Exercise.
Find and return each line containing "구인업체".

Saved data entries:
────

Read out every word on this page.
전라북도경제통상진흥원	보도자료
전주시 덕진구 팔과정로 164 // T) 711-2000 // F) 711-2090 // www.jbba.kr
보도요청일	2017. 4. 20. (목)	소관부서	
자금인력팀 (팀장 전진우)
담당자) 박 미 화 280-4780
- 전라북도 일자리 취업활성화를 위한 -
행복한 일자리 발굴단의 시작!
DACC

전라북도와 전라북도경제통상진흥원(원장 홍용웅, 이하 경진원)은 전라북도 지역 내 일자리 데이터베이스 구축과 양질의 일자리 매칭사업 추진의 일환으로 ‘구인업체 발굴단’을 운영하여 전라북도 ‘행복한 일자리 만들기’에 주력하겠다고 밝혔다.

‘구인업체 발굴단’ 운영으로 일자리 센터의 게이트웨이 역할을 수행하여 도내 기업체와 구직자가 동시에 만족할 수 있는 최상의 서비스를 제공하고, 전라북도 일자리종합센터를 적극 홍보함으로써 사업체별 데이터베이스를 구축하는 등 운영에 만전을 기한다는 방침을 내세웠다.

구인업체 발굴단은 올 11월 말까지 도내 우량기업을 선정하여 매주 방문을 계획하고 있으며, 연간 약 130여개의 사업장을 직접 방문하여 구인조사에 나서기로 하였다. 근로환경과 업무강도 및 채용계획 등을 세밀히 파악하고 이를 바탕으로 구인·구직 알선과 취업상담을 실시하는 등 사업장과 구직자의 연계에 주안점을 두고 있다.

────

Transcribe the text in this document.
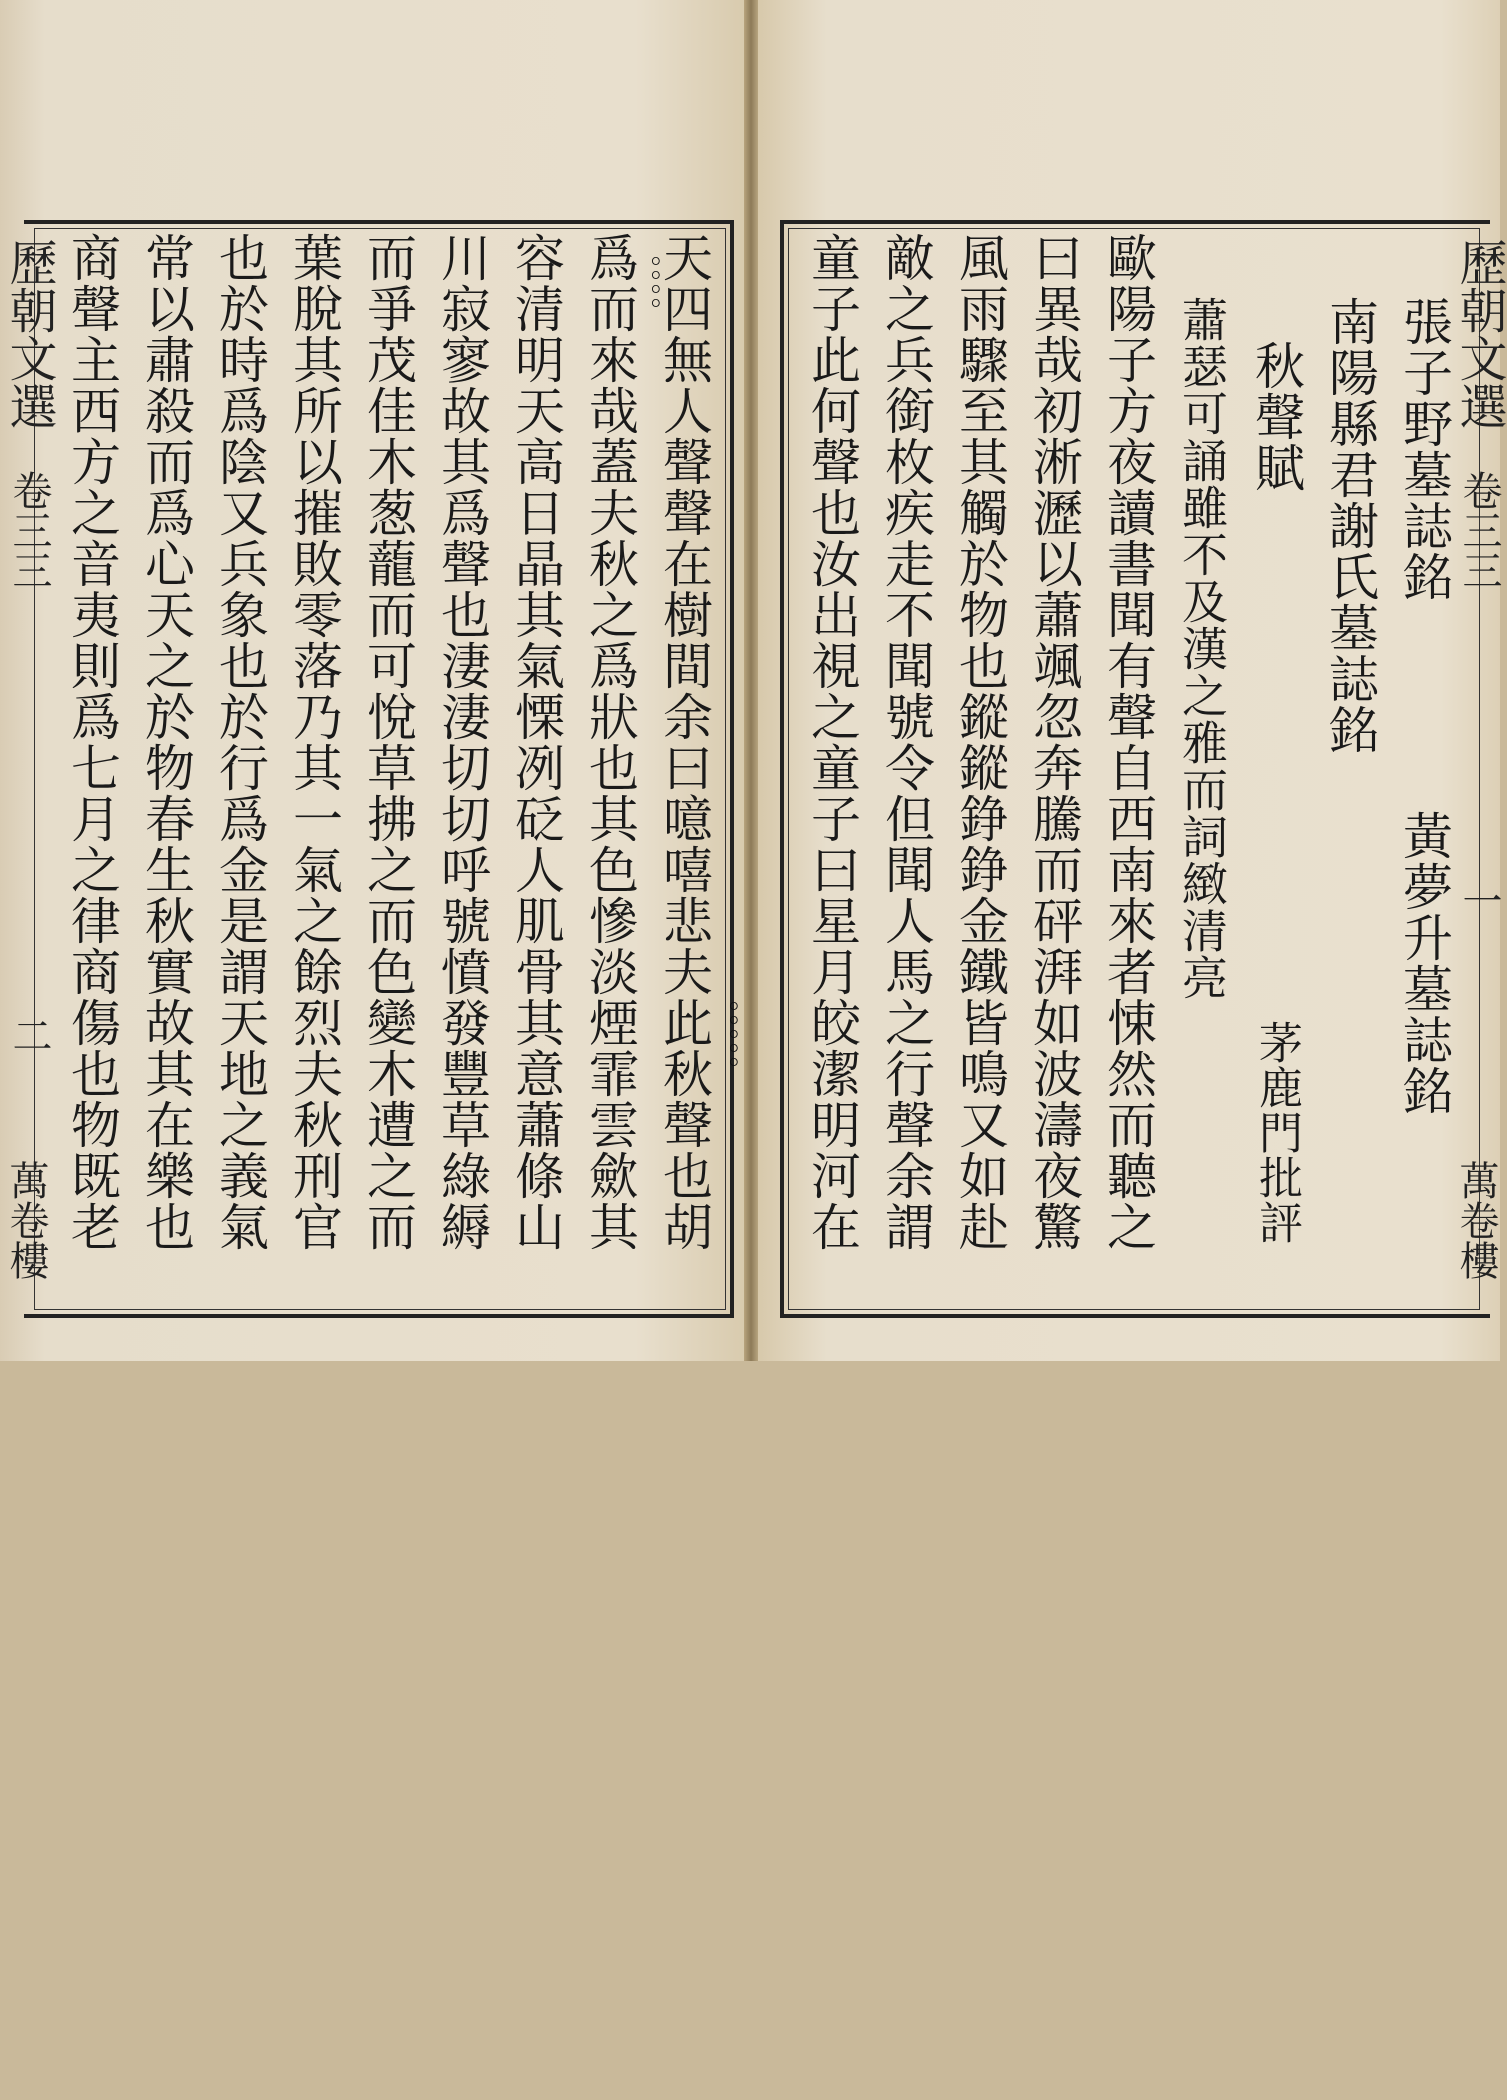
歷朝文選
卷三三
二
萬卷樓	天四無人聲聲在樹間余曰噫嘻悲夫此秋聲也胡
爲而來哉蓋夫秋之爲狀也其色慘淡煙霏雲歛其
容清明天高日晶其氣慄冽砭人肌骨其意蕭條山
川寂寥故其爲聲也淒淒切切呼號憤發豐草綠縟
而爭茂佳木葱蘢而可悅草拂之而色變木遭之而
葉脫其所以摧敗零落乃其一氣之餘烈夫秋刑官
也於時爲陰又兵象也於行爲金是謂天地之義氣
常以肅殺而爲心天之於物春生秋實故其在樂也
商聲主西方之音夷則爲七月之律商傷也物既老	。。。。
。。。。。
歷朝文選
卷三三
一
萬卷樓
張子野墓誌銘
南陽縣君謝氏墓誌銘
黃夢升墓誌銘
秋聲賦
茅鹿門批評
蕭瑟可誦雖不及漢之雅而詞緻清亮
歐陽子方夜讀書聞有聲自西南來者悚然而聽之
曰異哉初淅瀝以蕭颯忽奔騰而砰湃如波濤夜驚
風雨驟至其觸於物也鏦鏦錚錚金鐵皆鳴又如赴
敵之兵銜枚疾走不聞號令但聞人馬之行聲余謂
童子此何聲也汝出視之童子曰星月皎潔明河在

────

Result below.
전라북도와 전라북도경제통상진흥원(원장 홍용웅, 이하 경진원)은 전라북도 지역 내 일자리 데이터베이스 구축과 양질의 일자리 매칭사업 추진의 일환으로 ‘구인업체 발굴단’을 운영하여 전라북도 ‘행복한 일자리 만들기’에 주력하겠다고 밝혔다.
‘구인업체 발굴단’ 운영으로 일자리 센터의 게이트웨이 역할을 수행하여 도내 기업체와 구직자가 동시에 만족할 수 있는 최상의 서비스를 제공하고, 전라북도 일자리종합센터를 적극 홍보함으로써 사업체별 데이터베이스를 구축하는 등 운영에 만전을 기한다는 방침을 내세웠다.
구인업체 발굴단은 올 11월 말까지 도내 우량기업을 선정하여 매주 방문을 계획하고 있으며, 연간 약 130여개의 사업장을 직접 방문하여 구인조사에 나서기로 하였다. 근로환경과 업무강도 및 채용계획 등을 세밀히 파악하고 이를 바탕으로 구인·구직 알선과 취업상담을 실시하는 등 사업장과 구직자의 연계에 주안점을 두고 있다.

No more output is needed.